- **Exercise objective**:
Give the records from the first line through the line containing "description: Ensures visibility" as a Markdown table with the columns Row and Entry, numbering each line and leaving out blank lines.

- **Input for this task**:

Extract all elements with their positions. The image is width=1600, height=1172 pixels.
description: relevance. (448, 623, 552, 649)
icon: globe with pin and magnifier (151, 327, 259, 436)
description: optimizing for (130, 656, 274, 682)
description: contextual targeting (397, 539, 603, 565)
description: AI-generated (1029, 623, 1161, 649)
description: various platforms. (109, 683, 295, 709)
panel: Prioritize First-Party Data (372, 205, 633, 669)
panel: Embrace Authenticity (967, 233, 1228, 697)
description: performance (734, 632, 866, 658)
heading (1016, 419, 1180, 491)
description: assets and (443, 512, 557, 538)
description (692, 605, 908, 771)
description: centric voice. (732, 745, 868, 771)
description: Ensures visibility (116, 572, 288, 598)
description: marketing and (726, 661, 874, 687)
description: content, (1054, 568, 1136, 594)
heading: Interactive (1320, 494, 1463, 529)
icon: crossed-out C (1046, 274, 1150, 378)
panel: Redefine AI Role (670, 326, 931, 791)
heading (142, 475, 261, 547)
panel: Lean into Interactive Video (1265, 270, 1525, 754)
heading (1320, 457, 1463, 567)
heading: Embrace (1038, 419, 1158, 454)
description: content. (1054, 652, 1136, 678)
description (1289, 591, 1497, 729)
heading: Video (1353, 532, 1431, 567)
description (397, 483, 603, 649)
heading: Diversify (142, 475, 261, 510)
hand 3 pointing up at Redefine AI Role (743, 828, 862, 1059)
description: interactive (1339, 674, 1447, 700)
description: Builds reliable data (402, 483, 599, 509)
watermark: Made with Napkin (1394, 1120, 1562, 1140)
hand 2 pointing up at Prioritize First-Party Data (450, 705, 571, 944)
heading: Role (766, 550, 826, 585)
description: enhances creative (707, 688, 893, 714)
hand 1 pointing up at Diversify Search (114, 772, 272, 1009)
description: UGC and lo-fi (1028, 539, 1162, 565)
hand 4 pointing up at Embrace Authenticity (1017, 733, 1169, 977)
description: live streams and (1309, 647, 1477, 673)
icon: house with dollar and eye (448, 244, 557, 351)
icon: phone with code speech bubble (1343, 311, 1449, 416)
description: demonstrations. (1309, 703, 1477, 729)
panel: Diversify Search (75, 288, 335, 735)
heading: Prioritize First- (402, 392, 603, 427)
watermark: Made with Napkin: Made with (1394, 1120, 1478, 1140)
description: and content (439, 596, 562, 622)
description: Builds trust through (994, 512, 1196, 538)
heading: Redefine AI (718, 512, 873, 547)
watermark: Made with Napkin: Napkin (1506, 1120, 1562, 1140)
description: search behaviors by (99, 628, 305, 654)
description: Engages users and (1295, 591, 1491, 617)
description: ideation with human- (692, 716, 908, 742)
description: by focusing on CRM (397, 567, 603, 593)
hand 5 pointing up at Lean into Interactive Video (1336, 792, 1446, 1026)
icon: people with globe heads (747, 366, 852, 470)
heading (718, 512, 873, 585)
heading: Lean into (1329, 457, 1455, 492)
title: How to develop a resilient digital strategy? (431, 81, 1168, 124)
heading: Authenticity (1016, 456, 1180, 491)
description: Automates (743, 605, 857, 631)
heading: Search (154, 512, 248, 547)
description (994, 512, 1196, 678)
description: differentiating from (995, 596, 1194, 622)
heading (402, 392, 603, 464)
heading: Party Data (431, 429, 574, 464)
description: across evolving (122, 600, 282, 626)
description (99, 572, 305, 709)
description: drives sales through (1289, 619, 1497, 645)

- **The solution**:
| Row | Entry |
|---|---|
| 1 | Extract all elements with their positions. The image is width=1600, height=1172 pixels. |
| 2 | description: relevance. (448, 623, 552, 649) |
| 3 | icon: globe with pin and magnifier (151, 327, 259, 436) |
| 4 | description: optimizing for (130, 656, 274, 682) |
| 5 | description: contextual targeting (397, 539, 603, 565) |
| 6 | description: AI-generated (1029, 623, 1161, 649) |
| 7 | description: various platforms. (109, 683, 295, 709) |
| 8 | panel: Prioritize First-Party Data (372, 205, 633, 669) |
| 9 | panel: Embrace Authenticity (967, 233, 1228, 697) |
| 10 | description: performance (734, 632, 866, 658) |
| 11 | heading (1016, 419, 1180, 491) |
| 12 | description: assets and (443, 512, 557, 538) |
| 13 | description (692, 605, 908, 771) |
| 14 | description: centric voice. (732, 745, 868, 771) |
| 15 | description: Ensures visibility (116, 572, 288, 598) |